#### Task details
In the entries below, find the lines that contain the word "strings" and copy them.

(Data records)

● ● ● ●

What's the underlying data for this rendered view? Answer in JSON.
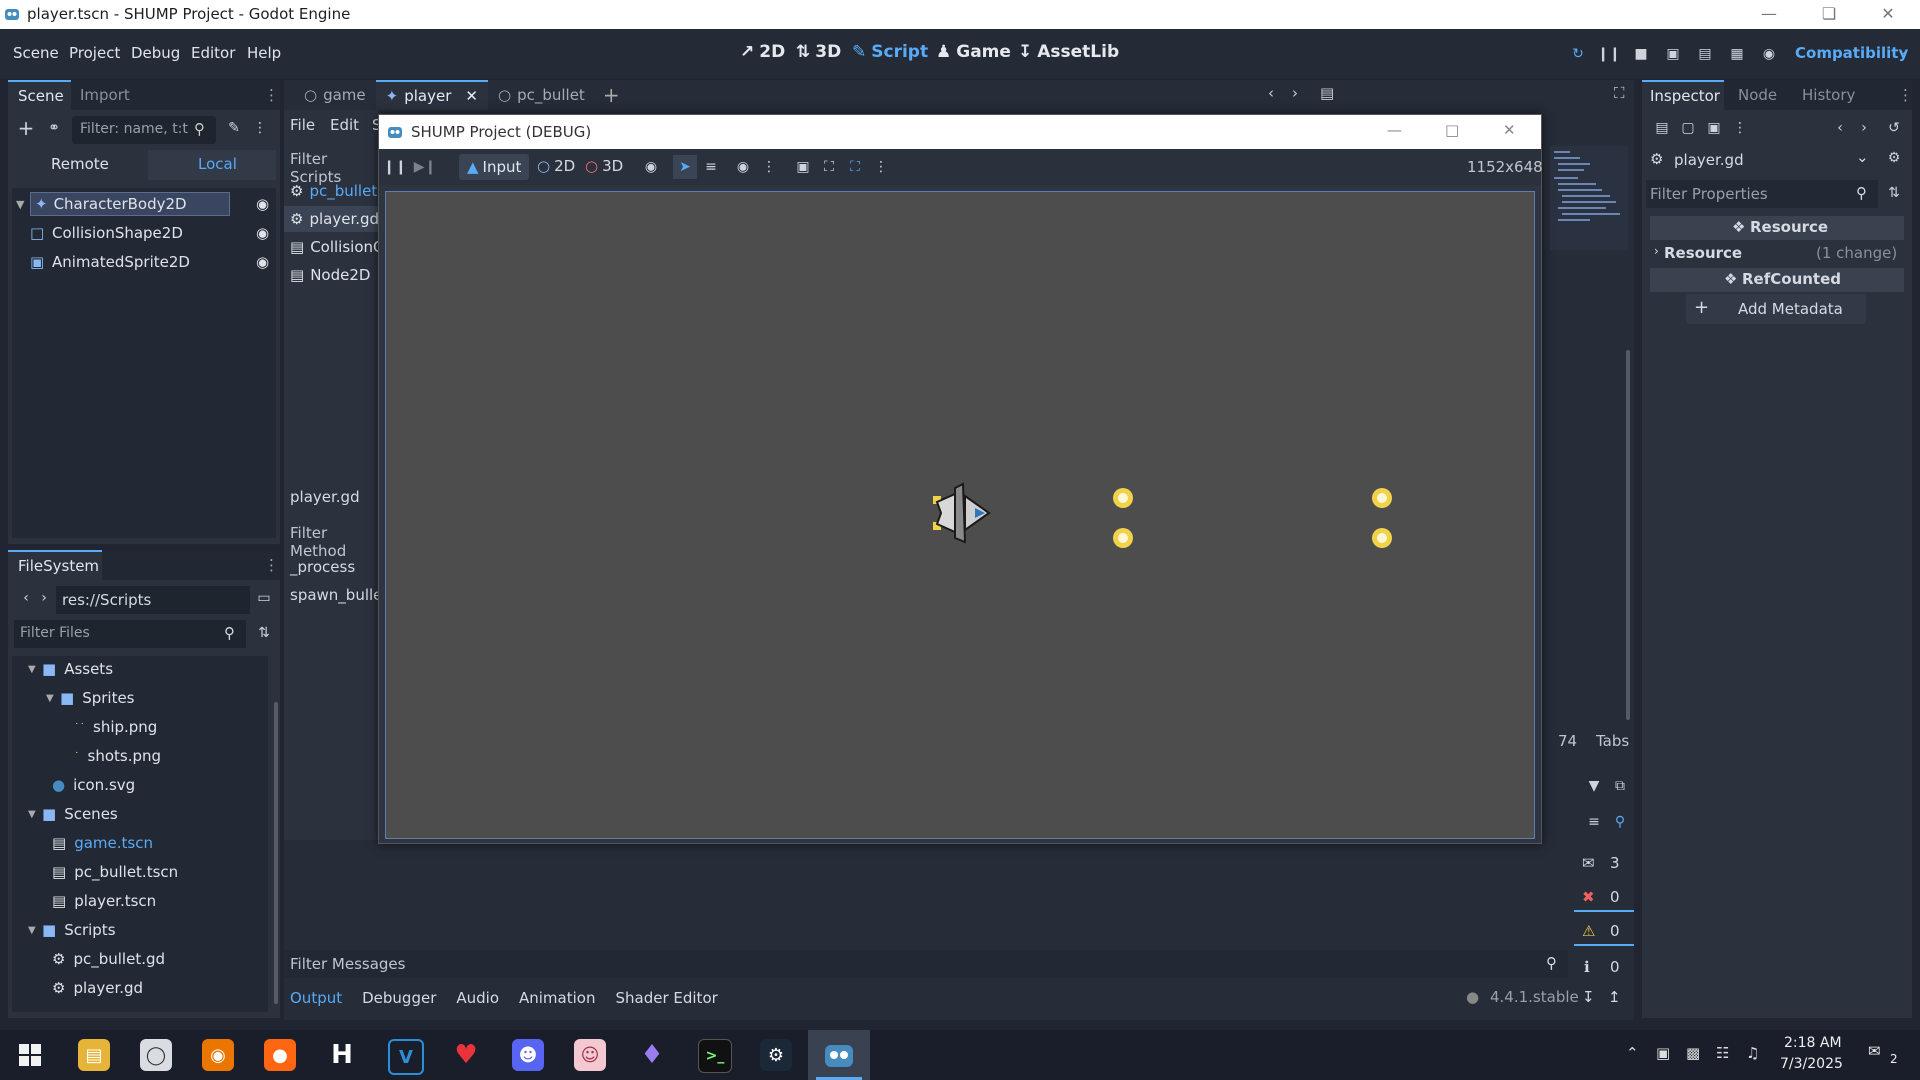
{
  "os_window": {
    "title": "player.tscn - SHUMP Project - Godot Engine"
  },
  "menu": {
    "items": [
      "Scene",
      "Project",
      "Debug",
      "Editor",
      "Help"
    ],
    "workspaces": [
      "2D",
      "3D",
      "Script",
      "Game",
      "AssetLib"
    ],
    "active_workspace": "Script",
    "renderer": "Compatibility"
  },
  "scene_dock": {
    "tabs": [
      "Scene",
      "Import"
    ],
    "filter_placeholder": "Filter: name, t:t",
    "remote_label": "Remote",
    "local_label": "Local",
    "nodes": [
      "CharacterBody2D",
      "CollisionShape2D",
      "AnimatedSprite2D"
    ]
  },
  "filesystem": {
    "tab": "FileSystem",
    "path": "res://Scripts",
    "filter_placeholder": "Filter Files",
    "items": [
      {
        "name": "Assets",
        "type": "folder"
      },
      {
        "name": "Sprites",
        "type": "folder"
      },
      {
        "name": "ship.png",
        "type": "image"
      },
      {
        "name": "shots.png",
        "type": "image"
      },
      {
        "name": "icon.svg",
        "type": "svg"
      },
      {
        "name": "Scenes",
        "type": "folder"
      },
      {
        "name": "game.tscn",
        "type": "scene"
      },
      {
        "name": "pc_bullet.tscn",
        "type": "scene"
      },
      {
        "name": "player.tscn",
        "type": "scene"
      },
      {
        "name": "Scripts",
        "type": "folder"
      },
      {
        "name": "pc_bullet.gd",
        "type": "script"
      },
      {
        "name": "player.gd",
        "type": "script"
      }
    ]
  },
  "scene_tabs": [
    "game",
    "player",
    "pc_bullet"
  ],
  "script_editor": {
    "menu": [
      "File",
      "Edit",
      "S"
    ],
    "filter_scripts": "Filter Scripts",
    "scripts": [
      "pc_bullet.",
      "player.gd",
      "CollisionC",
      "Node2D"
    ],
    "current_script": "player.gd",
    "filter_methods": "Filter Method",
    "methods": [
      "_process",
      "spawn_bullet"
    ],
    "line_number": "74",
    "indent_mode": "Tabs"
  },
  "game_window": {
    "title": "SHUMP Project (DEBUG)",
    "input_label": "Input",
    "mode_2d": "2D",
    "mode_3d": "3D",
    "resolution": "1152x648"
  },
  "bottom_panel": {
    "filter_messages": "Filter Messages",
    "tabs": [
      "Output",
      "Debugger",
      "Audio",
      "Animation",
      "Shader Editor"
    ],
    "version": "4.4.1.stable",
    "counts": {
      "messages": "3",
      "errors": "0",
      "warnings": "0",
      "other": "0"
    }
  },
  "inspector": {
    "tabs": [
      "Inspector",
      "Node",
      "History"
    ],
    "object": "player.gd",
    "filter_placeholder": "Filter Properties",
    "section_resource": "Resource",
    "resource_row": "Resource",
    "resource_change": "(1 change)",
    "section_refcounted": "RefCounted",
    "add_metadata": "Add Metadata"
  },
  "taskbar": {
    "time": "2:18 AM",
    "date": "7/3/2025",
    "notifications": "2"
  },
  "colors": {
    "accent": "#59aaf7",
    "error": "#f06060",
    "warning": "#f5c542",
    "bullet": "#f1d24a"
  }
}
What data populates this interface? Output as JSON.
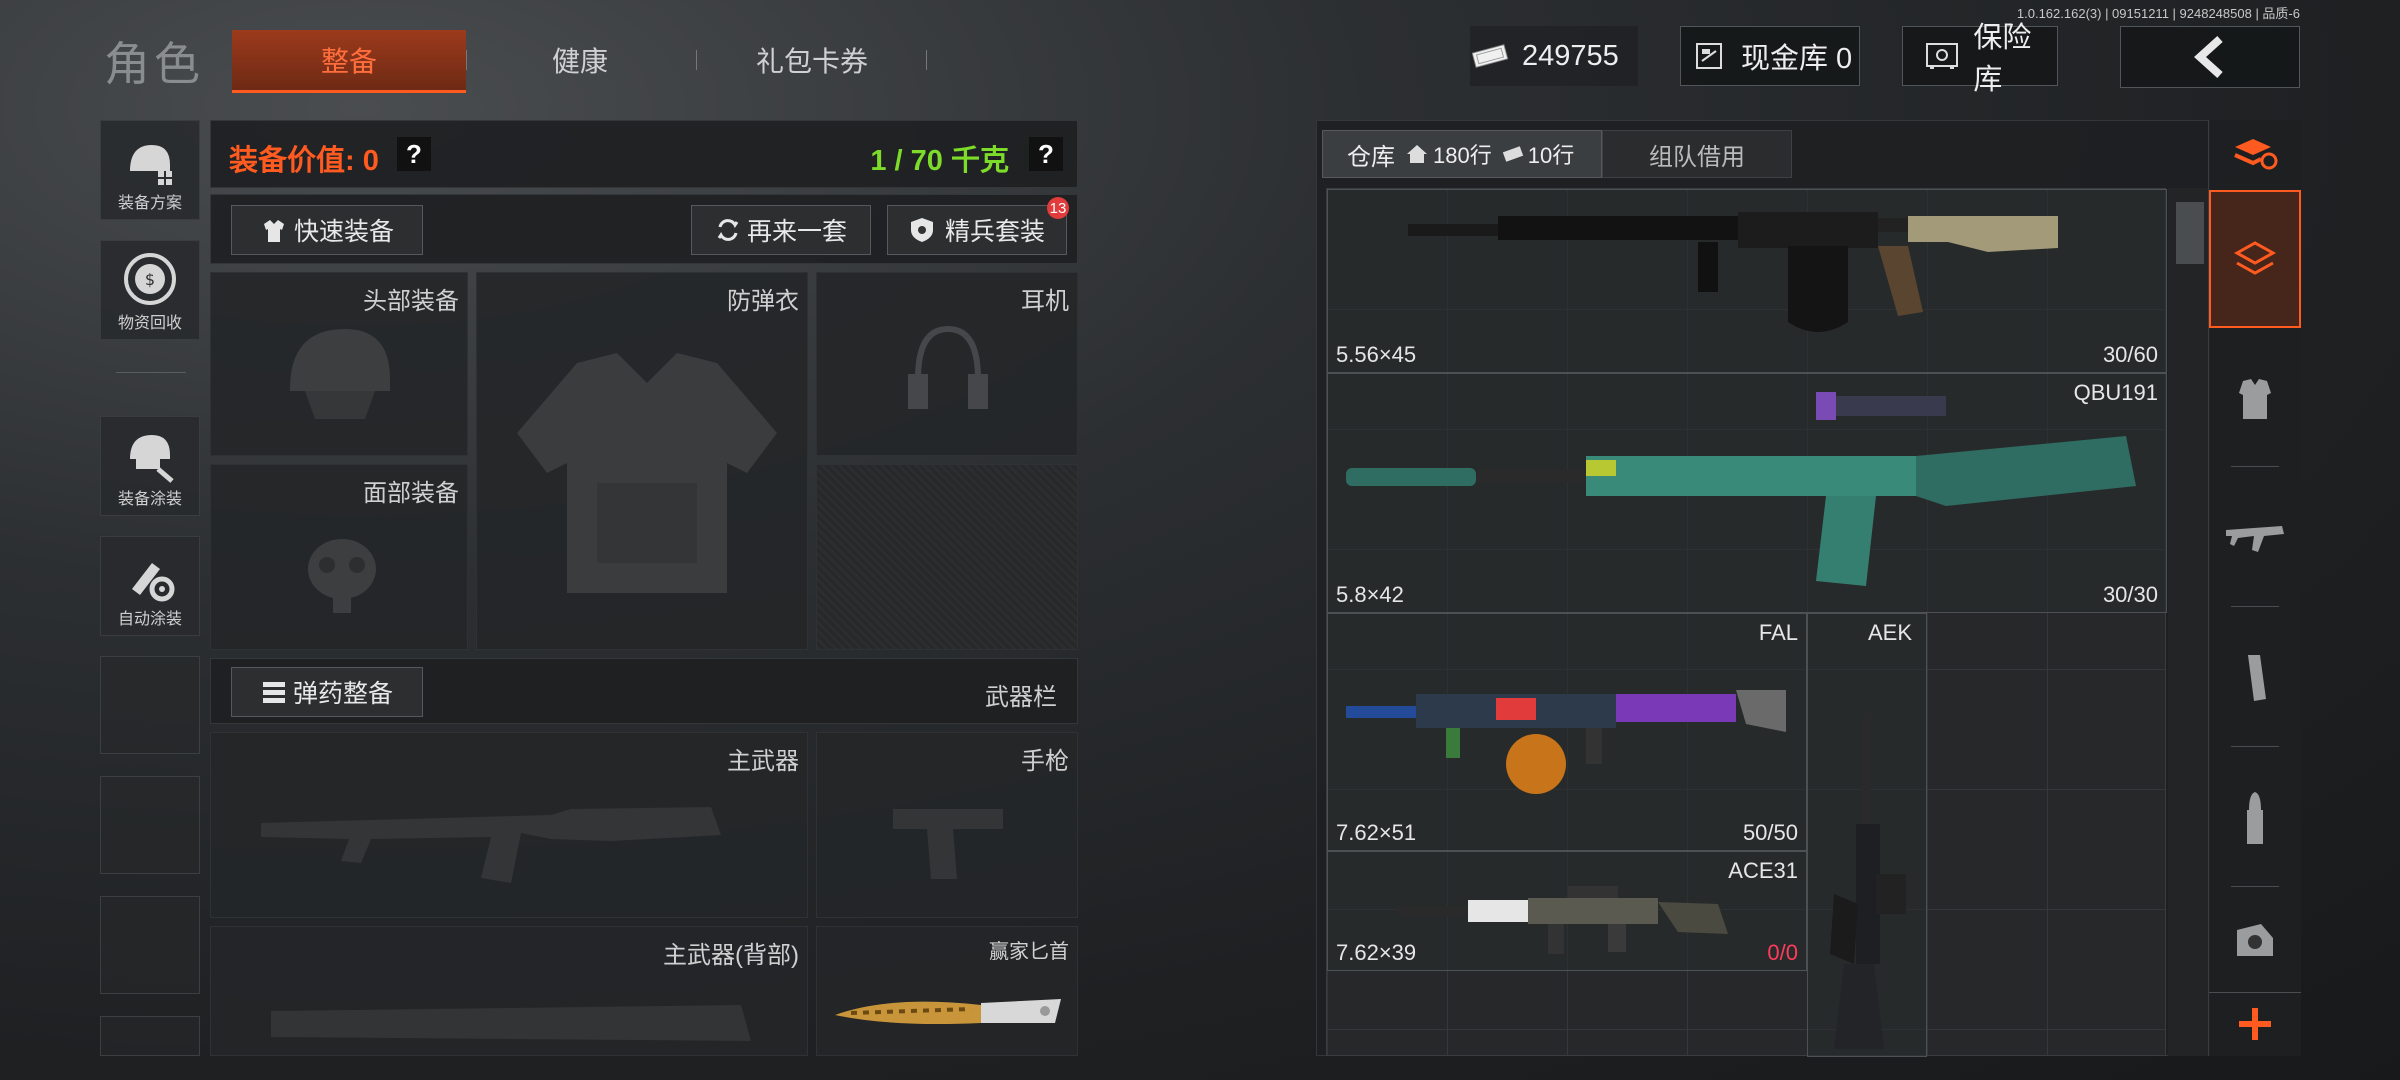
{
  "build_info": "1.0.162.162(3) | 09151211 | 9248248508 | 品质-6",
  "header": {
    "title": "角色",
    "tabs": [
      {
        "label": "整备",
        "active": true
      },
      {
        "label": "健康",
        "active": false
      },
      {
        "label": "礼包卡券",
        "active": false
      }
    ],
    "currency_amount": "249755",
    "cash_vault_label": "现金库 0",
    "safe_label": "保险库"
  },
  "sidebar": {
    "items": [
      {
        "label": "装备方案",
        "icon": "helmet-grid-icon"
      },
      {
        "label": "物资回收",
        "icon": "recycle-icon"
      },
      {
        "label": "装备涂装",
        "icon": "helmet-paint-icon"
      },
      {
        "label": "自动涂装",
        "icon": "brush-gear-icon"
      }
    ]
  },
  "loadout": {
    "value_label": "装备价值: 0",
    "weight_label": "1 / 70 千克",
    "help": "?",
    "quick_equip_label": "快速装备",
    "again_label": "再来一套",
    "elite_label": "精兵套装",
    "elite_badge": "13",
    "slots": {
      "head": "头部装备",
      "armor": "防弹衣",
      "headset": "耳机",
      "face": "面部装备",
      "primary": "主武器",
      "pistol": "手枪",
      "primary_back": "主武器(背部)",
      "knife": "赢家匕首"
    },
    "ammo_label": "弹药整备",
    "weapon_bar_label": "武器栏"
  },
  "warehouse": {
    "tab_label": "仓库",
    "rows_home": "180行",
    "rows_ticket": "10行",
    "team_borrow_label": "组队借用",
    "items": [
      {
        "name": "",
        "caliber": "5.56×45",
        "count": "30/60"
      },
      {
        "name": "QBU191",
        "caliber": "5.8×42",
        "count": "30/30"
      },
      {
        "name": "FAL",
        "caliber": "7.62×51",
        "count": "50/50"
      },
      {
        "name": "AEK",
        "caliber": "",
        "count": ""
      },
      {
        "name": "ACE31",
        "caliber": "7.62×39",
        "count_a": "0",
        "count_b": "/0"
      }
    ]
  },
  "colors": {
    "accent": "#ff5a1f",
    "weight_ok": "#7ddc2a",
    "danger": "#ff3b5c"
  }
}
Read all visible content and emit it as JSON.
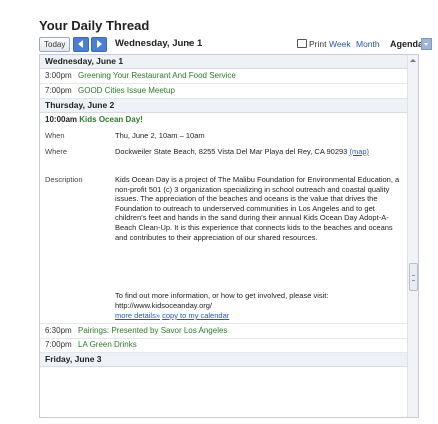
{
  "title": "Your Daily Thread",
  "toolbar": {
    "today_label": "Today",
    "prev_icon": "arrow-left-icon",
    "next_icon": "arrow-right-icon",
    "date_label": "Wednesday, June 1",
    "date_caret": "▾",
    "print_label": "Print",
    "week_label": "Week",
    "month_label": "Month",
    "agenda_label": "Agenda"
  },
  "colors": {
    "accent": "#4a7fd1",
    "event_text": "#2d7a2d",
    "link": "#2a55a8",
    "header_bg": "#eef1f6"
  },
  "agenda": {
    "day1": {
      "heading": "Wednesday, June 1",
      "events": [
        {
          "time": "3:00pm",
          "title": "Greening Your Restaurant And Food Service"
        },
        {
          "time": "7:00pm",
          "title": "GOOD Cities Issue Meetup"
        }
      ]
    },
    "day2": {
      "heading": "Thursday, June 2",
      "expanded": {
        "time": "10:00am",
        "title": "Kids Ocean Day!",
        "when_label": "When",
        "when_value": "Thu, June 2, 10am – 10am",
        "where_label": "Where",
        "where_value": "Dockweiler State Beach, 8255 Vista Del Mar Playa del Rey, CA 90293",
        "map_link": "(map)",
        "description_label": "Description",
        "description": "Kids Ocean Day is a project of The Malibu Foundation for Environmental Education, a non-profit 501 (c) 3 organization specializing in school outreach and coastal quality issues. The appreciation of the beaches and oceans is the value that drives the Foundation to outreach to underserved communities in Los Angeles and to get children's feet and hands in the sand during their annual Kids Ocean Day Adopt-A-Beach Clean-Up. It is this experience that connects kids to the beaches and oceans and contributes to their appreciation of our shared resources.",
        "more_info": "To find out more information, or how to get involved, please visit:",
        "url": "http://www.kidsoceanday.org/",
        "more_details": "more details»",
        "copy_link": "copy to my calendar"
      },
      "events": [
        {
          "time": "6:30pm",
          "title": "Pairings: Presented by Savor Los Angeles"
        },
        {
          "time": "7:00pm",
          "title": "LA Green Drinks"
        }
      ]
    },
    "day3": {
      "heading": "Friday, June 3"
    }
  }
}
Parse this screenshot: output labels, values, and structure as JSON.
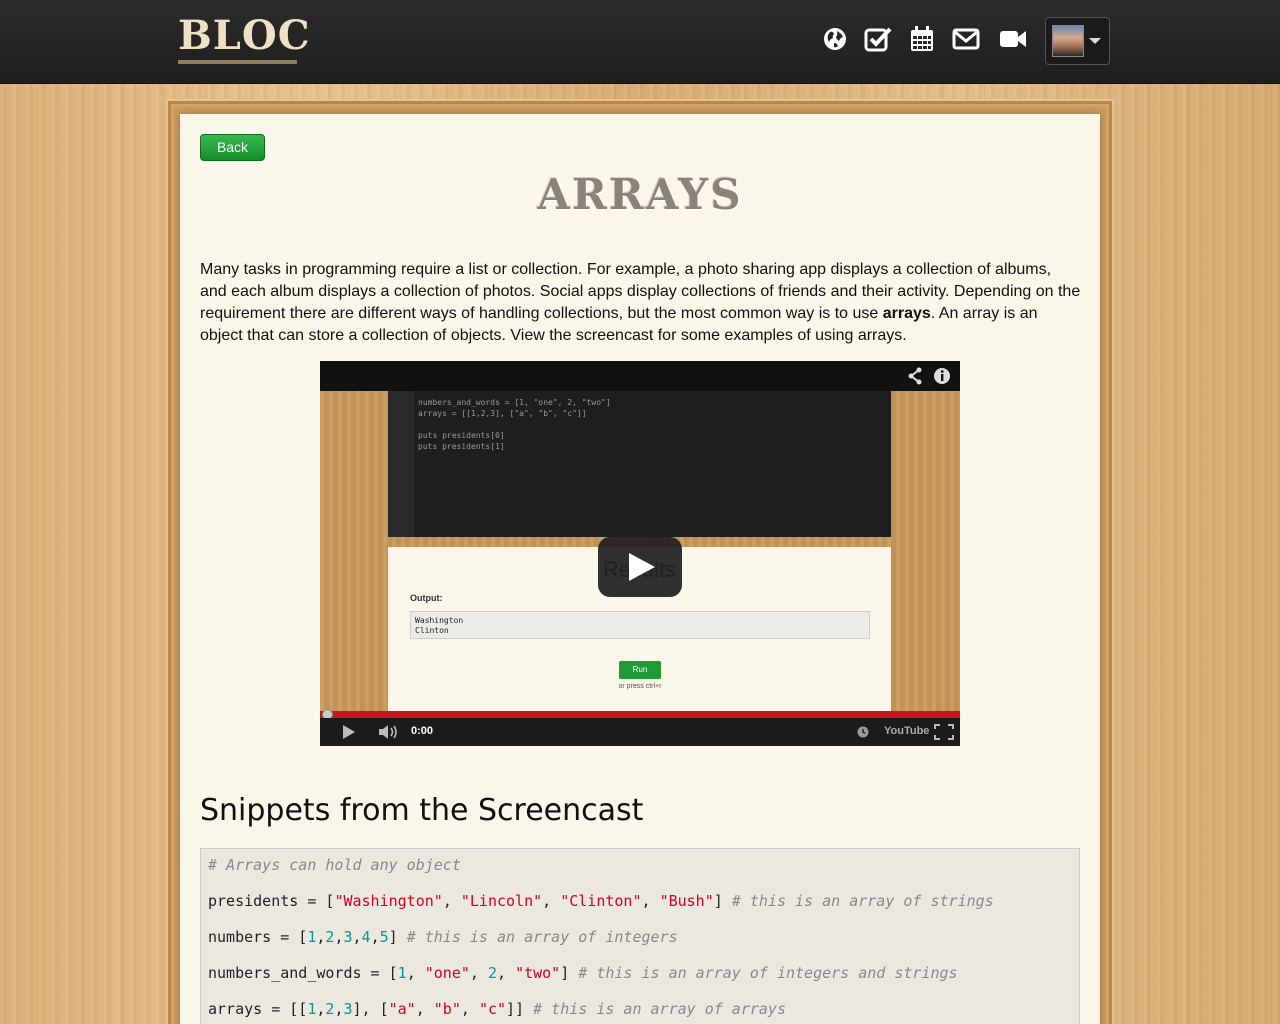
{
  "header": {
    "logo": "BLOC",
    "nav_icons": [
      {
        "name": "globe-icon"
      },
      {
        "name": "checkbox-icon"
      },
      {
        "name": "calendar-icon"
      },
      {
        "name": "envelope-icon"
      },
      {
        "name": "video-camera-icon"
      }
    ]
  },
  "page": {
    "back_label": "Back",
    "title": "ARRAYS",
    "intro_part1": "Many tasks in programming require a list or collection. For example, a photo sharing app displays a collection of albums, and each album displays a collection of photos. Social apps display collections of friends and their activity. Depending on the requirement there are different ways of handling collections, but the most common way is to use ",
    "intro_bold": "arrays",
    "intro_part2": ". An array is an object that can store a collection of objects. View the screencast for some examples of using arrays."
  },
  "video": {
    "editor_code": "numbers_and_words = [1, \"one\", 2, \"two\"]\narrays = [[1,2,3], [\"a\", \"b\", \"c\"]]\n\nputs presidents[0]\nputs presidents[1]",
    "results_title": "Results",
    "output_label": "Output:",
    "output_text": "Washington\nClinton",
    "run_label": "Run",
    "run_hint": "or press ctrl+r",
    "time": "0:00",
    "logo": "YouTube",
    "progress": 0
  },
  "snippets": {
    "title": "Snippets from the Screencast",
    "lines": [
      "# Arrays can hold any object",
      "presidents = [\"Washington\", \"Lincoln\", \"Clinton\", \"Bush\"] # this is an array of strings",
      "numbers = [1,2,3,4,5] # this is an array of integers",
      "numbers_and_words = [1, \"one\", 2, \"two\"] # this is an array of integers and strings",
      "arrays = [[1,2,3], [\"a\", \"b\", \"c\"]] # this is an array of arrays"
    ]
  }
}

● ● ● ●

#### Problem solution
      "presidents = [\"Washington\", \"Lincoln\", \"Clinton\", \"Bush\"] # this is an array of strings",
      "numbers_and_words = [1, \"one\", 2, \"two\"] # this is an array of integers and strings",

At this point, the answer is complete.